PROBLEM TO SOLVE: Return every line of the data below that includes the string "JSON".

TASK INPUT:
★ ★ ★

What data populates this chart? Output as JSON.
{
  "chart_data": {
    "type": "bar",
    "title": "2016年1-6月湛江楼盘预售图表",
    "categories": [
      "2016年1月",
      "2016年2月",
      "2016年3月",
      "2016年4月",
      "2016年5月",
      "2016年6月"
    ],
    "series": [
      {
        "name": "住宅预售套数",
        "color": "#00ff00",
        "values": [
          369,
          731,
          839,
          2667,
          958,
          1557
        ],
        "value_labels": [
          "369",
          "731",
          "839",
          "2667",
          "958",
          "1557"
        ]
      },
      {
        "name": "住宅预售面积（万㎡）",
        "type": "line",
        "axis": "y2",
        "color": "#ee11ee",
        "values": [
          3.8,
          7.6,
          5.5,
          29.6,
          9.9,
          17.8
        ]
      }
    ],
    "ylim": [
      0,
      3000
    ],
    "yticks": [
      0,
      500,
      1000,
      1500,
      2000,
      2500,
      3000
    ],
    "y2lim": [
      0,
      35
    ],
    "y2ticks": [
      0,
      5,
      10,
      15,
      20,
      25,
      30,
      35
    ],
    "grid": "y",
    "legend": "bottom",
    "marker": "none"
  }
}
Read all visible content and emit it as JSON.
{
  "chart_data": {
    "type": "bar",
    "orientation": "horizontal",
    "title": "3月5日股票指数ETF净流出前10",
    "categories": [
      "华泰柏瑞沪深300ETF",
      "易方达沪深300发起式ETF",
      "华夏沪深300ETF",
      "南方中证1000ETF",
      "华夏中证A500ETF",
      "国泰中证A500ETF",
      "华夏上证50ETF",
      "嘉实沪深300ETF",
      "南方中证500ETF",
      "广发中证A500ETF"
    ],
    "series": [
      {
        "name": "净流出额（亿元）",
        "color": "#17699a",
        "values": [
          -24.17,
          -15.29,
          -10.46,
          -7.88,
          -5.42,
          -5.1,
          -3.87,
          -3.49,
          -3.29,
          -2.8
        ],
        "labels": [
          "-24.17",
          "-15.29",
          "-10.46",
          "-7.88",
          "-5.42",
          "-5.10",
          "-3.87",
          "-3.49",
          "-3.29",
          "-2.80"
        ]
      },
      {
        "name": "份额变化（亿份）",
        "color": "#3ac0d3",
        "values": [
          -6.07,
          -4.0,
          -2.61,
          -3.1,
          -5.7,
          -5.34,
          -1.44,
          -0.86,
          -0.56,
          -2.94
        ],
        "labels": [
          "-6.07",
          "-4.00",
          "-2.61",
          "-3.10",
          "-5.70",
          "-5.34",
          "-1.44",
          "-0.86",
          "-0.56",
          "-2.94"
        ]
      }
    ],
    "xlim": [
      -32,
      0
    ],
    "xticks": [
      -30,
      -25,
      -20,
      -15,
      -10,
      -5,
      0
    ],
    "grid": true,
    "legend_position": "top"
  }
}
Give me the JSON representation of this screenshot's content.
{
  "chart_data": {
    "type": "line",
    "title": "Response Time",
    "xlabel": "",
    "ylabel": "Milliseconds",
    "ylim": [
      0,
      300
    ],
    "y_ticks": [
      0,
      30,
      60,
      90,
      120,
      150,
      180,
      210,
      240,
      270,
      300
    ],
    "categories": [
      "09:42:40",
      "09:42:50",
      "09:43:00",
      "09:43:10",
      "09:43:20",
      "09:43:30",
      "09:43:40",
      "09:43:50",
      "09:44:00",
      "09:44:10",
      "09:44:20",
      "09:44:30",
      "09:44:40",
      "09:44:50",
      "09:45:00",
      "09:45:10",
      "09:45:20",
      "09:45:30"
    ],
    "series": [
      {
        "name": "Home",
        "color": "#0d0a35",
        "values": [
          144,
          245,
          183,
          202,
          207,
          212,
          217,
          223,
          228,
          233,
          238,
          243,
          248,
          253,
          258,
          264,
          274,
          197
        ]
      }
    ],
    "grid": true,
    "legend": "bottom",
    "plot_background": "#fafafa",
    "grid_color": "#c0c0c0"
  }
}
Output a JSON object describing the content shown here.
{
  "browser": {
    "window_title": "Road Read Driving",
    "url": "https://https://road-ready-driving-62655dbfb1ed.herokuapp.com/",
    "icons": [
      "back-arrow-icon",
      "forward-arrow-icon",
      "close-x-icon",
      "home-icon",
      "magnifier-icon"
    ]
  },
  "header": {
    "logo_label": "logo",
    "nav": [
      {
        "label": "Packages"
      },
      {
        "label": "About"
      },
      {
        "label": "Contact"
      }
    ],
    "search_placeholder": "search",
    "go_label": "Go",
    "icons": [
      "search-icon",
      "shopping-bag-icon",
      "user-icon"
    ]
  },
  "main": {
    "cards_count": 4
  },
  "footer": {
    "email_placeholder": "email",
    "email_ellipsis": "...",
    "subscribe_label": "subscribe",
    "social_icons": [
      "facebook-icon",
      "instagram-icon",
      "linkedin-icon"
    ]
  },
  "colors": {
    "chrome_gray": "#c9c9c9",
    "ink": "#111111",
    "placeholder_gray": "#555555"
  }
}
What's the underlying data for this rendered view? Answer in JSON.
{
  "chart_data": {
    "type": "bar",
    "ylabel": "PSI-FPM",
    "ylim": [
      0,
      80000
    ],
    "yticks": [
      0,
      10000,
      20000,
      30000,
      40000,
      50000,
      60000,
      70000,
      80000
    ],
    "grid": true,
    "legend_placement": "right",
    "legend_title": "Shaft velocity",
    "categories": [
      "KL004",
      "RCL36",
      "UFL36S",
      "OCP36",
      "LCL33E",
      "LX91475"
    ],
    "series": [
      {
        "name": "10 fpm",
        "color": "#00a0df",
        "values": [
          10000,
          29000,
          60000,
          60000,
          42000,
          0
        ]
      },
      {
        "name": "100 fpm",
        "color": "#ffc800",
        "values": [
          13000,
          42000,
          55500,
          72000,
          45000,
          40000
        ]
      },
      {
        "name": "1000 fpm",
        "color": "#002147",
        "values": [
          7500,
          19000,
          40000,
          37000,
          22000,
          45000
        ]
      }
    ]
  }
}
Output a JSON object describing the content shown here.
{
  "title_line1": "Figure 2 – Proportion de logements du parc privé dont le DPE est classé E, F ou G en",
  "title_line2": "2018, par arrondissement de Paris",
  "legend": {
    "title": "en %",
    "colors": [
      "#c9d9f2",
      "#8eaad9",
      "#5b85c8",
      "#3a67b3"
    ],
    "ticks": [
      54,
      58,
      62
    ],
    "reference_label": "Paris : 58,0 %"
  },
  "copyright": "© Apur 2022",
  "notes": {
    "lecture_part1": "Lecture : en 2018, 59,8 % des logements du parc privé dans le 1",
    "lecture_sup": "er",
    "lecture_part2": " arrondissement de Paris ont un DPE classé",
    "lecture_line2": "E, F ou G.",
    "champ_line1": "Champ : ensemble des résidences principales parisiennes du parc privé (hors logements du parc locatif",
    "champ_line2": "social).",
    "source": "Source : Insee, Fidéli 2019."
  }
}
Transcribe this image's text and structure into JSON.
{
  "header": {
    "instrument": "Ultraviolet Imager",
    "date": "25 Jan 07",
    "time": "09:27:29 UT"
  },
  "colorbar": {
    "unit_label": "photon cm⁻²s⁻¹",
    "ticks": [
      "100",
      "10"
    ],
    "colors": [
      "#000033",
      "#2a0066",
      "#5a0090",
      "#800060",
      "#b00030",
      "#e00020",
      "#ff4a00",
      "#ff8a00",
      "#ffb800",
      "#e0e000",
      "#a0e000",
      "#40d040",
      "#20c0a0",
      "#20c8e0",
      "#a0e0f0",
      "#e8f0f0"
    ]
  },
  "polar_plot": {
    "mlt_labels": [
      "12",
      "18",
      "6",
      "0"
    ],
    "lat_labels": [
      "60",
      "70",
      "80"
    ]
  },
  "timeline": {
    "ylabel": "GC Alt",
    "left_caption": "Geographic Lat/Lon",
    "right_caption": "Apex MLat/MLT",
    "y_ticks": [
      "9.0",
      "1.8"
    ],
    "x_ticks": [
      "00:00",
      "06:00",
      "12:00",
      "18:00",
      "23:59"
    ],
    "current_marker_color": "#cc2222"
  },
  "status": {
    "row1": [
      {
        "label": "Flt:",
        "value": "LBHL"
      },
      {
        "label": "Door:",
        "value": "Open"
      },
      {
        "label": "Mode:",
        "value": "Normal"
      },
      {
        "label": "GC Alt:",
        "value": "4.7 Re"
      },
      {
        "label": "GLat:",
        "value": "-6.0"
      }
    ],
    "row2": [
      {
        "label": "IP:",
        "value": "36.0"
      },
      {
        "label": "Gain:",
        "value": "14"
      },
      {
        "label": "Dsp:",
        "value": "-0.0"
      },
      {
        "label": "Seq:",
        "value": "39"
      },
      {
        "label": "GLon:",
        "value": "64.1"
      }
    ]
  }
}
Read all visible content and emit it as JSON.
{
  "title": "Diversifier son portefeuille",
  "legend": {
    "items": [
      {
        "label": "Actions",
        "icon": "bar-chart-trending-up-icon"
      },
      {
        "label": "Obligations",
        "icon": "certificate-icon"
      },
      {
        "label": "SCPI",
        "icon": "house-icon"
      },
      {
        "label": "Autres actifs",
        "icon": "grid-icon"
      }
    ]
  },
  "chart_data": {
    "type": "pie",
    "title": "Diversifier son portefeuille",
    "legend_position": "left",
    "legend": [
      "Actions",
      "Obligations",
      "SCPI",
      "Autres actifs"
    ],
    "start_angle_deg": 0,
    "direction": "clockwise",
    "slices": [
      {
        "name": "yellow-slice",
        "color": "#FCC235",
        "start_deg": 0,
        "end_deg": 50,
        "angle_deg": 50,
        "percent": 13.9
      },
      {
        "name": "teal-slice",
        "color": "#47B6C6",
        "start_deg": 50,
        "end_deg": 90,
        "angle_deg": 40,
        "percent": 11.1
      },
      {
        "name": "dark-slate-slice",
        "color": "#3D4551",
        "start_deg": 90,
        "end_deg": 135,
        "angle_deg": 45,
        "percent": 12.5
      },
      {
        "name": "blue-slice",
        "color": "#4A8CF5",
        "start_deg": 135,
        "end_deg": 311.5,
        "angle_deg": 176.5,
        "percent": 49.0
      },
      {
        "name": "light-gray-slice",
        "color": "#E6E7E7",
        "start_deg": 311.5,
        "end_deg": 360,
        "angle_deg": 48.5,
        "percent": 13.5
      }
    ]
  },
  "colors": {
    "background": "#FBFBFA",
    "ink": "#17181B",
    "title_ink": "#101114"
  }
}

★ ★ ★

OUTPUT:
What data populates this chart? Output as JSON.
Read all visible content and emit it as JSON.
Give me the JSON representation of this screenshot's content.
Output a JSON object describing the content shown here.
What's the underlying data for this rendered view? Answer in JSON.
Output a JSON object describing the content shown here.
Transcribe this image's text and structure into JSON.
Read all visible content and emit it as JSON.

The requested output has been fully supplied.